▼
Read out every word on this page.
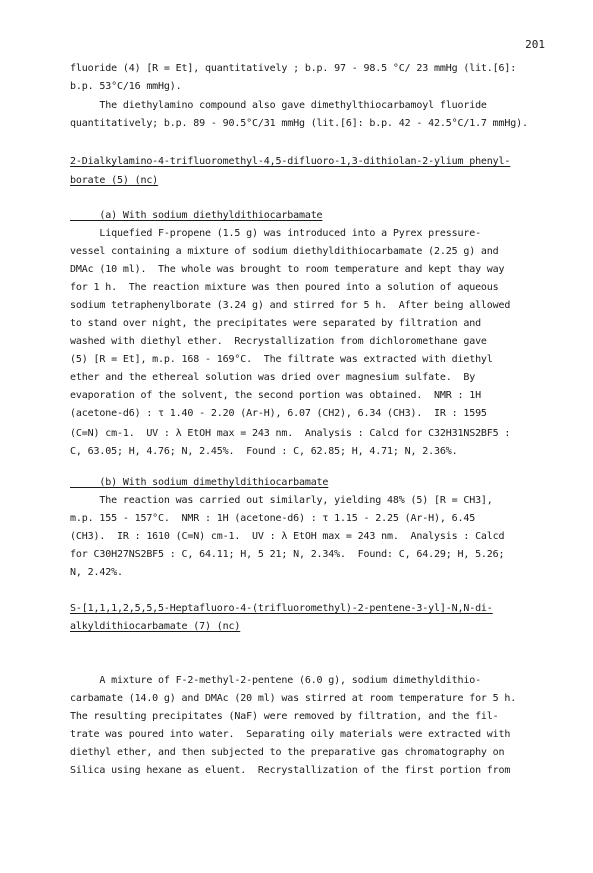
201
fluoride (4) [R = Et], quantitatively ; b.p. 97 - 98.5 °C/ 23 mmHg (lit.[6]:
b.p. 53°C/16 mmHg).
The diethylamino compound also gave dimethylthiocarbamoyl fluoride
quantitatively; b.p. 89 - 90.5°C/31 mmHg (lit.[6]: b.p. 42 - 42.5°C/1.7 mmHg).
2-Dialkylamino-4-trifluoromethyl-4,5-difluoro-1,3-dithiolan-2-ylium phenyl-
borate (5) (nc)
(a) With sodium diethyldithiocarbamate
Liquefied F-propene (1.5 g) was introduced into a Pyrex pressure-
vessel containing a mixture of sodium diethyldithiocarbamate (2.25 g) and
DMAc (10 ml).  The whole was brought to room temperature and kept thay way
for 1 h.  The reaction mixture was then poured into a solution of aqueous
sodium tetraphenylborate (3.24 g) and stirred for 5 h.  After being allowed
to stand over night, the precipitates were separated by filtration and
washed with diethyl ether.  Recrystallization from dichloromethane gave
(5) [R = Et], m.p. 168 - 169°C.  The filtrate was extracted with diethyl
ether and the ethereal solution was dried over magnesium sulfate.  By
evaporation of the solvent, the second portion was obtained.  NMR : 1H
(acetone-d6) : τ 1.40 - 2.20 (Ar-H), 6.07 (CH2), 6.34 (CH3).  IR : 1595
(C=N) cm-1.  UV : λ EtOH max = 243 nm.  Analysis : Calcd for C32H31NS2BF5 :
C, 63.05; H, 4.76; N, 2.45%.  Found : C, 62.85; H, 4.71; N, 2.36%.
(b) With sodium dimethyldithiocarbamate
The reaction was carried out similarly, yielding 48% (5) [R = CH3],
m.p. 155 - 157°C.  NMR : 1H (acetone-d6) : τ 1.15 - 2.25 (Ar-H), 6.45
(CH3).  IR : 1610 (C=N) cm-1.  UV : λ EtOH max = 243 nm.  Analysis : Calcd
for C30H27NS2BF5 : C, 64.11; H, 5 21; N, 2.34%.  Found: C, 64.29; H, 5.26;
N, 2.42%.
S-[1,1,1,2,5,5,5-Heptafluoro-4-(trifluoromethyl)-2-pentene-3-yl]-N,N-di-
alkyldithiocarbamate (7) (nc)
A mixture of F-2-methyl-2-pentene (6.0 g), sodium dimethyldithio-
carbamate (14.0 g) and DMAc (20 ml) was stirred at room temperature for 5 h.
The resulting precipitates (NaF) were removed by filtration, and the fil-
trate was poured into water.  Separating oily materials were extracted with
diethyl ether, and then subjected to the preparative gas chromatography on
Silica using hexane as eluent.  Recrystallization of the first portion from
▲
> Goal:
List the lines of the material in which the word "diethyldithiocarbamate" occurs.

> Output for this exercise:
(a) With sodium diethyldithiocarbamate
vessel containing a mixture of sodium diethyldithiocarbamate (2.25 g) and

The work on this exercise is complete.